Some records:
----
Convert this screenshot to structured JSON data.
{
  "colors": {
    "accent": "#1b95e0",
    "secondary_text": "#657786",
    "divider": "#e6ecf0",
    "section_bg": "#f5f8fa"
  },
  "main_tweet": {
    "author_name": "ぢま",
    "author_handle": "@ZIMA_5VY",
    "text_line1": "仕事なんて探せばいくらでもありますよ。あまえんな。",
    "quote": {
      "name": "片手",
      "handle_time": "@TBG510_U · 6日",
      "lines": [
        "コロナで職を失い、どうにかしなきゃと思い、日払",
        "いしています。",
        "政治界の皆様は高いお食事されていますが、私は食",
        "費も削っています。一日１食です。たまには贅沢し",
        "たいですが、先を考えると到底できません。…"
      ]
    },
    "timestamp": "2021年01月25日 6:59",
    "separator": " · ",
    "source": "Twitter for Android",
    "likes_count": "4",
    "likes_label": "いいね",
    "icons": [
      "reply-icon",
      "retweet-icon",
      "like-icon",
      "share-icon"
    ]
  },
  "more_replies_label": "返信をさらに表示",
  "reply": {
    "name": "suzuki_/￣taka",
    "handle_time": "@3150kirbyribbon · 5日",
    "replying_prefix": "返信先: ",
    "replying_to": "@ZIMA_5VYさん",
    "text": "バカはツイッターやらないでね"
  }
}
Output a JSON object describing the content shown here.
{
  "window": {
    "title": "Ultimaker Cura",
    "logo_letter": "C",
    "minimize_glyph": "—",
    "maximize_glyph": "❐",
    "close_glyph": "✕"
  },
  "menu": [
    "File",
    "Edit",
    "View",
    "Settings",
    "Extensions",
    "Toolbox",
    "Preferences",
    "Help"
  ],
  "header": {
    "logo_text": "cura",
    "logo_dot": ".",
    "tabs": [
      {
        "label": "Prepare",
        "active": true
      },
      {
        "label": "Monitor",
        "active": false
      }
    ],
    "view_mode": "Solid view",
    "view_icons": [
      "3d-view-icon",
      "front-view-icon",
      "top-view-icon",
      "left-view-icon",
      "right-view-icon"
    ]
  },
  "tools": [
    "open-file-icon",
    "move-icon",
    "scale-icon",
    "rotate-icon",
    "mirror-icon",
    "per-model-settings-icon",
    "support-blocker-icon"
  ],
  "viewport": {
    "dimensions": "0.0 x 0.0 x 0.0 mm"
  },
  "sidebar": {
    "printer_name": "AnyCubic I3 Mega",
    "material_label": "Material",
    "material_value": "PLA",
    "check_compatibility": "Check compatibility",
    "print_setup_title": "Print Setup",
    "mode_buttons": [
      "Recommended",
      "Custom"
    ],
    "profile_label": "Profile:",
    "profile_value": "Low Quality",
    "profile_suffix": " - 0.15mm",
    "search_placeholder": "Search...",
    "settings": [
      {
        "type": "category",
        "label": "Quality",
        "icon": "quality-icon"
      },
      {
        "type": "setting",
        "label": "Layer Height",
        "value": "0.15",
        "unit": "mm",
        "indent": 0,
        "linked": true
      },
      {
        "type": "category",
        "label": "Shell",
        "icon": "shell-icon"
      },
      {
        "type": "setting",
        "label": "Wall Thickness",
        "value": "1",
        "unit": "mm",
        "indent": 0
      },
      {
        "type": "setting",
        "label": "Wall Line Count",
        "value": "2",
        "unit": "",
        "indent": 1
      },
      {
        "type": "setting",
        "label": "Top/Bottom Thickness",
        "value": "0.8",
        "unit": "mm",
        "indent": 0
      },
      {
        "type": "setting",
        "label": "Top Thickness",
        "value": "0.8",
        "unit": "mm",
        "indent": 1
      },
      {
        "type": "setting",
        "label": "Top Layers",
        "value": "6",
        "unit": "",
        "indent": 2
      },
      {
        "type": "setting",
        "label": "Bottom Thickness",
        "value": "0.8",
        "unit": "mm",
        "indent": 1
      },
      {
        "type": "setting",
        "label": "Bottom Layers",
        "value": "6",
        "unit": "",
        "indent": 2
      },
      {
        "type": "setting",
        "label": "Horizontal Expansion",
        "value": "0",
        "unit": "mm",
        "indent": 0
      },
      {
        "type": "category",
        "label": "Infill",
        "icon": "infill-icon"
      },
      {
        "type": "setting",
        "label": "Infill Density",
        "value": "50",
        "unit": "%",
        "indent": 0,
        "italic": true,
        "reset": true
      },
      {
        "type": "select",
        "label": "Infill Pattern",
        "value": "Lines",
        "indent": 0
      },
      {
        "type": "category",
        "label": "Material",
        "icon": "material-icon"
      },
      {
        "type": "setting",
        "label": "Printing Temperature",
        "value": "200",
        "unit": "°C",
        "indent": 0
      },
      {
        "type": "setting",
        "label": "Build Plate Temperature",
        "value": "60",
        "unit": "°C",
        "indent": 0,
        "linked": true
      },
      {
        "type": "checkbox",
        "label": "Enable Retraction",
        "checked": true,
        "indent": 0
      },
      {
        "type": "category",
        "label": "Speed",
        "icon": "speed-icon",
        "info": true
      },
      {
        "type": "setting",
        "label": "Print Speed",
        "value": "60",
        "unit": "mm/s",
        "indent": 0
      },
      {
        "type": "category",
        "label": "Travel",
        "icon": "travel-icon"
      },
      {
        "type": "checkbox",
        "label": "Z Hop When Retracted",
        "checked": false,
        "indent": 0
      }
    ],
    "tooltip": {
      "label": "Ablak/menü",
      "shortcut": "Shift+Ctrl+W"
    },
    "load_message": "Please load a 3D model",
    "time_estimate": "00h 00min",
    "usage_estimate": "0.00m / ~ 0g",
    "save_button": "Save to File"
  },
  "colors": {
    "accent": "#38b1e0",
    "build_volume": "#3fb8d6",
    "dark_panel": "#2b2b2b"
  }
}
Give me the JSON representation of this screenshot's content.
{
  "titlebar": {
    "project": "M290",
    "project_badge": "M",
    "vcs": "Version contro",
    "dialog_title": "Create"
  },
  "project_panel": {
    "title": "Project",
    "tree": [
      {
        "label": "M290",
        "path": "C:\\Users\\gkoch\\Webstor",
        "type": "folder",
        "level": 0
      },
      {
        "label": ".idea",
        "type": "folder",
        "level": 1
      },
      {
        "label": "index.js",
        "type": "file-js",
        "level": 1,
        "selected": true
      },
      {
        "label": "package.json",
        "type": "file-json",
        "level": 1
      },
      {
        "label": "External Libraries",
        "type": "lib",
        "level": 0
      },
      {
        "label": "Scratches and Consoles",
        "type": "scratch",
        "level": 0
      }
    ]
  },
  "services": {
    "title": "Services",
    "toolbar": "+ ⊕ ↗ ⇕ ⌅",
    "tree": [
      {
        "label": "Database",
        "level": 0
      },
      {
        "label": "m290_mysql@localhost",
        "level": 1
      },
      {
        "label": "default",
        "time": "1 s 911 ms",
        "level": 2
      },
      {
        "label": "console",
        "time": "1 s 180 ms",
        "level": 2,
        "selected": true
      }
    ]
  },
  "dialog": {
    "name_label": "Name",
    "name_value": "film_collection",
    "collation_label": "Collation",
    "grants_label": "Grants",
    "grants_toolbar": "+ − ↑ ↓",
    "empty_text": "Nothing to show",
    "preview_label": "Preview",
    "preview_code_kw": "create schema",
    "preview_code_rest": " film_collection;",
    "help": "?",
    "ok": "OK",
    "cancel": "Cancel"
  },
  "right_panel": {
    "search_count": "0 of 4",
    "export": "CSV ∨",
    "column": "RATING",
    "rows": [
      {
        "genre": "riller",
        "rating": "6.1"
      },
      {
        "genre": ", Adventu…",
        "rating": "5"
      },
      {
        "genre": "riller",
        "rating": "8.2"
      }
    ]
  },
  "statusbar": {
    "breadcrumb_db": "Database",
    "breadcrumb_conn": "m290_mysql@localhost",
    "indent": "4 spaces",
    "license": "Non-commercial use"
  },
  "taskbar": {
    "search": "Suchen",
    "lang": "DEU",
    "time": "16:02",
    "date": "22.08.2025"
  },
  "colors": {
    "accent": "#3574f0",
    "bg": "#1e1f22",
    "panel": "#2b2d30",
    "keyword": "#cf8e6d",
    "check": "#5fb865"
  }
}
----
| Work instructions |
For each line above that contains the word "Database", copy that line.

| Correct response |
        "label": "Database",
    "breadcrumb_db": "Database",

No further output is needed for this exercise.